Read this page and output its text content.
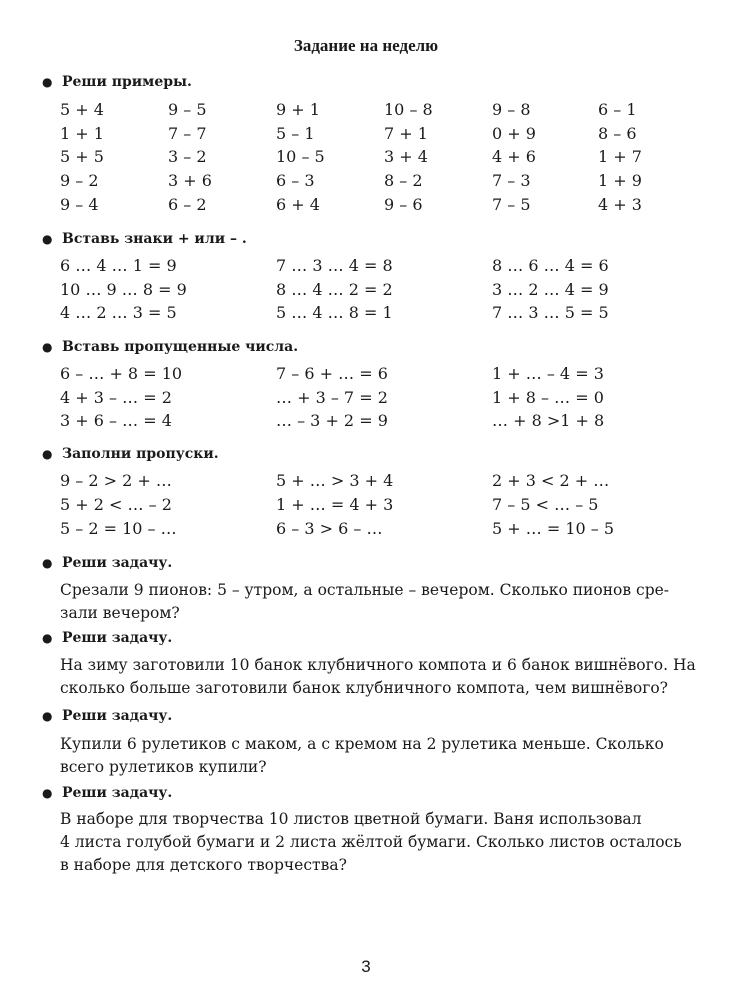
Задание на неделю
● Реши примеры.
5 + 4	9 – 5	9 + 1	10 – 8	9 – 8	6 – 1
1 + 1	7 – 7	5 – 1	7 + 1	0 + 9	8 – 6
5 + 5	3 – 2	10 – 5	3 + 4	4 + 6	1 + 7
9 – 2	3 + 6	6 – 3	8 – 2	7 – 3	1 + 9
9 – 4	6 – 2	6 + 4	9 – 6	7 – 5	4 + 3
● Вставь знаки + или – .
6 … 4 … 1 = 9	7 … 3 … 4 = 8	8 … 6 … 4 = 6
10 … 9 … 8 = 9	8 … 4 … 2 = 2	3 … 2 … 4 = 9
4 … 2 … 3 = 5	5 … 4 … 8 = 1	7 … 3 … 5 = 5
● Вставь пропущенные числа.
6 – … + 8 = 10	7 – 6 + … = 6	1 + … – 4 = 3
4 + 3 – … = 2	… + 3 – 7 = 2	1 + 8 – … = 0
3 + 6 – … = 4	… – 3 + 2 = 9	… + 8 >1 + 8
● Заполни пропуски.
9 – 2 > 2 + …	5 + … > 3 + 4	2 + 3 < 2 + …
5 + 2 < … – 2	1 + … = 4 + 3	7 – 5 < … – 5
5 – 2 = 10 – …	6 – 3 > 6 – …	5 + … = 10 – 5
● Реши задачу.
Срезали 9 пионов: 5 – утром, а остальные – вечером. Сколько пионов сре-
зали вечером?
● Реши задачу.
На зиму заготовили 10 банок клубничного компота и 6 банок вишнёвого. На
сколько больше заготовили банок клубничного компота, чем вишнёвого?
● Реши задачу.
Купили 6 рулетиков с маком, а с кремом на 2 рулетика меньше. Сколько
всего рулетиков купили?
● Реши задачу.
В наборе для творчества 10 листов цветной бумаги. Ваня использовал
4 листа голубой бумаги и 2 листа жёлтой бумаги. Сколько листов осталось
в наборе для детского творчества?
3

▶ Task brief
Skip the images and write out the rest of the listing exactly.

▶ Response to this task
Read this page and output its text content.
Задание на неделю
● Реши примеры.
5 + 4	9 – 5	9 + 1	10 – 8	9 – 8	6 – 1
1 + 1	7 – 7	5 – 1	7 + 1	0 + 9	8 – 6
5 + 5	3 – 2	10 – 5	3 + 4	4 + 6	1 + 7
9 – 2	3 + 6	6 – 3	8 – 2	7 – 3	1 + 9
9 – 4	6 – 2	6 + 4	9 – 6	7 – 5	4 + 3
● Вставь знаки + или – .
6 … 4 … 1 = 9	7 … 3 … 4 = 8	8 … 6 … 4 = 6
10 … 9 … 8 = 9	8 … 4 … 2 = 2	3 … 2 … 4 = 9
4 … 2 … 3 = 5	5 … 4 … 8 = 1	7 … 3 … 5 = 5
● Вставь пропущенные числа.
6 – … + 8 = 10	7 – 6 + … = 6	1 + … – 4 = 3
4 + 3 – … = 2	… + 3 – 7 = 2	1 + 8 – … = 0
3 + 6 – … = 4	… – 3 + 2 = 9	… + 8 >1 + 8
● Заполни пропуски.
9 – 2 > 2 + …	5 + … > 3 + 4	2 + 3 < 2 + …
5 + 2 < … – 2	1 + … = 4 + 3	7 – 5 < … – 5
5 – 2 = 10 – …	6 – 3 > 6 – …	5 + … = 10 – 5
● Реши задачу.
Срезали 9 пионов: 5 – утром, а остальные – вечером. Сколько пионов сре-
зали вечером?
● Реши задачу.
На зиму заготовили 10 банок клубничного компота и 6 банок вишнёвого. На
сколько больше заготовили банок клубничного компота, чем вишнёвого?
● Реши задачу.
Купили 6 рулетиков с маком, а с кремом на 2 рулетика меньше. Сколько
всего рулетиков купили?
● Реши задачу.
В наборе для творчества 10 листов цветной бумаги. Ваня использовал
4 листа голубой бумаги и 2 листа жёлтой бумаги. Сколько листов осталось
в наборе для детского творчества?
3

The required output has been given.